_STATED PROBLEM_: Without the pictures, copy all the entries below exactly.

_RECORDED DATA_:
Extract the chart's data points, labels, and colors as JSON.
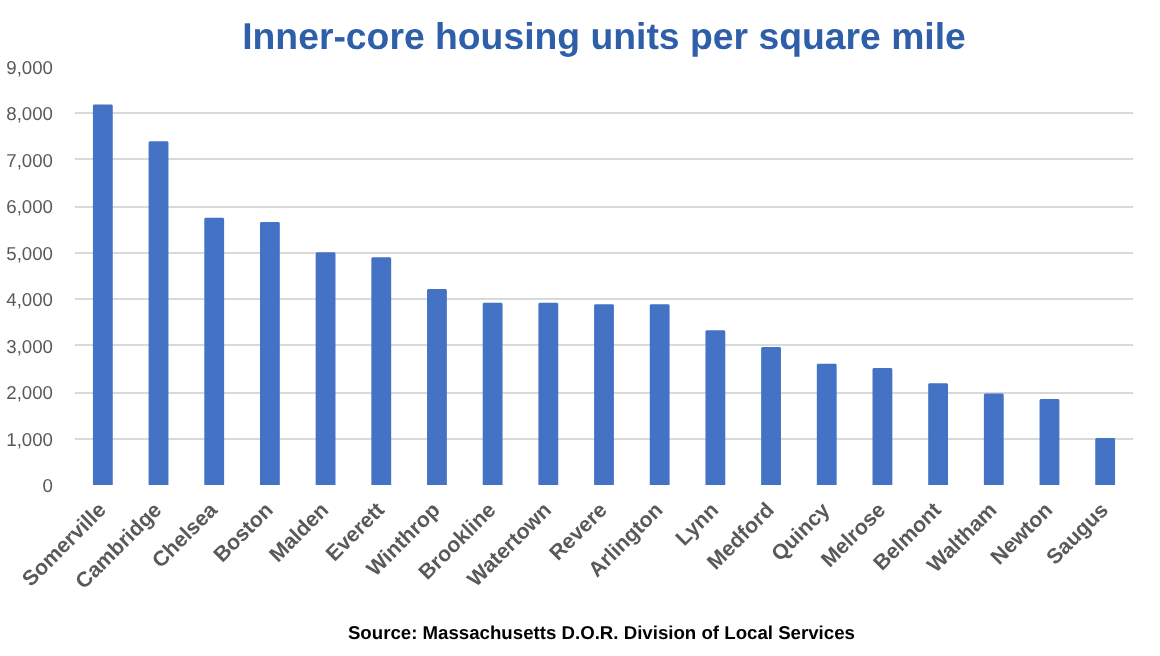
{
  "chart_data": {
    "type": "bar",
    "title": "Inner-core housing units per square mile",
    "categories": [
      "Somerville",
      "Cambridge",
      "Chelsea",
      "Boston",
      "Malden",
      "Everett",
      "Winthrop",
      "Brookline",
      "Watertown",
      "Revere",
      "Arlington",
      "Lynn",
      "Medford",
      "Quincy",
      "Melrose",
      "Belmont",
      "Waltham",
      "Newton",
      "Saugus"
    ],
    "values": [
      8170,
      7380,
      5730,
      5640,
      4990,
      4880,
      4200,
      3900,
      3900,
      3870,
      3870,
      3310,
      2950,
      2590,
      2500,
      2170,
      1950,
      1830,
      990
    ],
    "color": "#4472c4",
    "ylim": [
      0,
      9000
    ],
    "yticks": [
      {
        "value": 0,
        "label": "0"
      },
      {
        "value": 1000,
        "label": "1,000"
      },
      {
        "value": 2000,
        "label": "2,000"
      },
      {
        "value": 3000,
        "label": "3,000"
      },
      {
        "value": 4000,
        "label": "4,000"
      },
      {
        "value": 5000,
        "label": "5,000"
      },
      {
        "value": 6000,
        "label": "6,000"
      },
      {
        "value": 7000,
        "label": "7,000"
      },
      {
        "value": 8000,
        "label": "8,000"
      },
      {
        "value": 9000,
        "label": "9,000"
      }
    ],
    "grid": "y",
    "annotations": [
      "Source:  Massachusetts D.O.R. Division of Local Services"
    ]
  }
}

_TASK ANSWER_:
Extract the chart's data points, labels, and colors as JSON.
{
  "chart_data": {
    "type": "bar",
    "title": "Inner-core housing units per square mile",
    "categories": [
      "Somerville",
      "Cambridge",
      "Chelsea",
      "Boston",
      "Malden",
      "Everett",
      "Winthrop",
      "Brookline",
      "Watertown",
      "Revere",
      "Arlington",
      "Lynn",
      "Medford",
      "Quincy",
      "Melrose",
      "Belmont",
      "Waltham",
      "Newton",
      "Saugus"
    ],
    "values": [
      8170,
      7380,
      5730,
      5640,
      4990,
      4880,
      4200,
      3900,
      3900,
      3870,
      3870,
      3310,
      2950,
      2590,
      2500,
      2170,
      1950,
      1830,
      990
    ],
    "color": "#4472c4",
    "ylim": [
      0,
      9000
    ],
    "yticks": [
      {
        "value": 0,
        "label": "0"
      },
      {
        "value": 1000,
        "label": "1,000"
      },
      {
        "value": 2000,
        "label": "2,000"
      },
      {
        "value": 3000,
        "label": "3,000"
      },
      {
        "value": 4000,
        "label": "4,000"
      },
      {
        "value": 5000,
        "label": "5,000"
      },
      {
        "value": 6000,
        "label": "6,000"
      },
      {
        "value": 7000,
        "label": "7,000"
      },
      {
        "value": 8000,
        "label": "8,000"
      },
      {
        "value": 9000,
        "label": "9,000"
      }
    ],
    "grid": "y",
    "annotations": [
      "Source:  Massachusetts D.O.R. Division of Local Services"
    ]
  }
}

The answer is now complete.